Objective | How many lines in this data contain the string "video"? Reply with the number only.

Available records |
━━━━━━━━━━━━━━━━

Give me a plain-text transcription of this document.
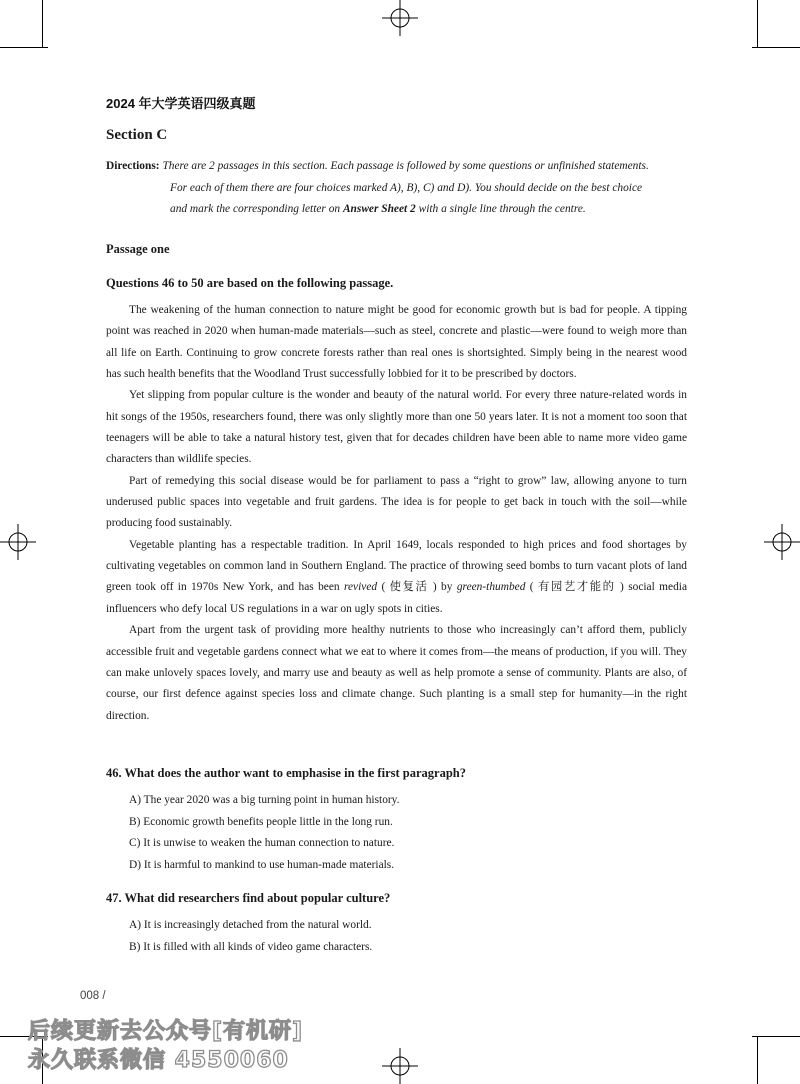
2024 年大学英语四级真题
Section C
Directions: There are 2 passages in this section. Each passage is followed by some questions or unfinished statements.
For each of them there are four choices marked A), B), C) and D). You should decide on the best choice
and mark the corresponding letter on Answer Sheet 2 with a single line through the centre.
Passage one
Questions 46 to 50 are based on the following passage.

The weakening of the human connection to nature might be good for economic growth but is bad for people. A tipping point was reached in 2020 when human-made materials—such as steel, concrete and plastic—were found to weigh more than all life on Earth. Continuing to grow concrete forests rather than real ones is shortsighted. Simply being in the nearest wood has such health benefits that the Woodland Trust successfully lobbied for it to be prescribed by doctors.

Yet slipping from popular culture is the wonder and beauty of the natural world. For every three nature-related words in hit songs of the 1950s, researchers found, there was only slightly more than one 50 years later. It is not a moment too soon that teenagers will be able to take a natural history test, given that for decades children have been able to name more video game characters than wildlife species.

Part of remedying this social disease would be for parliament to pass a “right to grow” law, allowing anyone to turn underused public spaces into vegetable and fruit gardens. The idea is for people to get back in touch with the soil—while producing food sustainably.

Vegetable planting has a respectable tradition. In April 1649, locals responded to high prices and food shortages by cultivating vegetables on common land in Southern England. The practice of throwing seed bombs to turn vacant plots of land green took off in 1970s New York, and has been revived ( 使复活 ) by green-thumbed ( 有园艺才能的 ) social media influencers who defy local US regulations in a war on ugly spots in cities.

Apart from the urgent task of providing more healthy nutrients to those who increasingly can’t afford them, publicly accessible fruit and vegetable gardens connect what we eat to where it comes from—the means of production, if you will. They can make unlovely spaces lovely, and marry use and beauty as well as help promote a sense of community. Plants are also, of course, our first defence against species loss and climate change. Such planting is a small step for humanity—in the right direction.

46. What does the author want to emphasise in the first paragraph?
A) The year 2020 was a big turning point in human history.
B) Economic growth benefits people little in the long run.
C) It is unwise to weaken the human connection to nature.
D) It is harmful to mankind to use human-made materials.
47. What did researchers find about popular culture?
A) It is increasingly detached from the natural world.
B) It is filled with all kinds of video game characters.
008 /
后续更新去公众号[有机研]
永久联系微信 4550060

━━━━━━━━━━━━━━━━

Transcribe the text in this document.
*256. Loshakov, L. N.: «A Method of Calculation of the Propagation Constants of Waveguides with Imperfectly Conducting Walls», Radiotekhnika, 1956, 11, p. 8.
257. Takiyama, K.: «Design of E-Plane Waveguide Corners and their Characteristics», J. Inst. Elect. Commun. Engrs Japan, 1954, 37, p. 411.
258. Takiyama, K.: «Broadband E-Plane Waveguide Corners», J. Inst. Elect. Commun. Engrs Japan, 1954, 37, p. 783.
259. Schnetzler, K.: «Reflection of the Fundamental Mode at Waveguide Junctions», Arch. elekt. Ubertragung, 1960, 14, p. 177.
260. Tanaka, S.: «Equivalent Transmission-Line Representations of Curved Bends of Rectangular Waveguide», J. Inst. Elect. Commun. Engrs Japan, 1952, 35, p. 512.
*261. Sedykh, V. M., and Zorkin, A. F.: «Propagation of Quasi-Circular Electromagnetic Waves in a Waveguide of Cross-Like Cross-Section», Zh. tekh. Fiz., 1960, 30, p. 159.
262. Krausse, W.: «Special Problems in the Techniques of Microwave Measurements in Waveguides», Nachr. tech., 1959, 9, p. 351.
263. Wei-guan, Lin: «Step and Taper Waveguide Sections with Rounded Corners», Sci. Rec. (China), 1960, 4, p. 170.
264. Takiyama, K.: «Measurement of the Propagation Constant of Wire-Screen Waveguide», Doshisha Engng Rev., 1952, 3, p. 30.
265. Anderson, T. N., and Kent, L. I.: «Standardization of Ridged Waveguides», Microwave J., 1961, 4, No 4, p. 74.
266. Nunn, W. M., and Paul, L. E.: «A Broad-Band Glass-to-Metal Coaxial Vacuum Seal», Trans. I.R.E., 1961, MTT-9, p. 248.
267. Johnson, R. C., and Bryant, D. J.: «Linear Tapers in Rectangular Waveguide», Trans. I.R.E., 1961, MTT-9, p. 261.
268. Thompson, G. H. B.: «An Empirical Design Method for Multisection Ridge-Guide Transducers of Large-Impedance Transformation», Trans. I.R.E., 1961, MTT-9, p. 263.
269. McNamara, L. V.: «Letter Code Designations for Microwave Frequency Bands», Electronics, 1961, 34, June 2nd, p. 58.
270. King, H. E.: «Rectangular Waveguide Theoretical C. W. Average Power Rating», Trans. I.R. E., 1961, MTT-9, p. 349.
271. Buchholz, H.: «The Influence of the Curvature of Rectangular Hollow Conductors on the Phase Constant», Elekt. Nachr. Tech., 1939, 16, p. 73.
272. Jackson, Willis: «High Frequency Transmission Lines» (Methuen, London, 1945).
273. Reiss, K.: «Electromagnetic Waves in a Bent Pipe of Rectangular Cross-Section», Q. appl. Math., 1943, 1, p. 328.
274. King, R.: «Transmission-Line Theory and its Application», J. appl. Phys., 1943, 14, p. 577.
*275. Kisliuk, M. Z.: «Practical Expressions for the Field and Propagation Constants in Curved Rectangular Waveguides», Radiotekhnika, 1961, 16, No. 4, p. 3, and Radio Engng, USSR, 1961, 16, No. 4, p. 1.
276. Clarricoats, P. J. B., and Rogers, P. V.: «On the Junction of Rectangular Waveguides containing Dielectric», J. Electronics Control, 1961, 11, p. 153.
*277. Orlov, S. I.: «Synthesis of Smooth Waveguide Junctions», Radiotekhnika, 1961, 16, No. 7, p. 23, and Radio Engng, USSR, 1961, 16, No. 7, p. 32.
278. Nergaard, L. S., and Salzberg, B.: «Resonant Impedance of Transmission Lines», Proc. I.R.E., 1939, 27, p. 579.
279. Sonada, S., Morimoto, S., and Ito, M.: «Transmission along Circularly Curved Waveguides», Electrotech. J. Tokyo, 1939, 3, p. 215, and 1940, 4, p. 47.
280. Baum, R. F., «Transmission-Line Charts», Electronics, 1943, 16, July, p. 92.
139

━━━━━━━━━━━━━━━━

Correct result | 2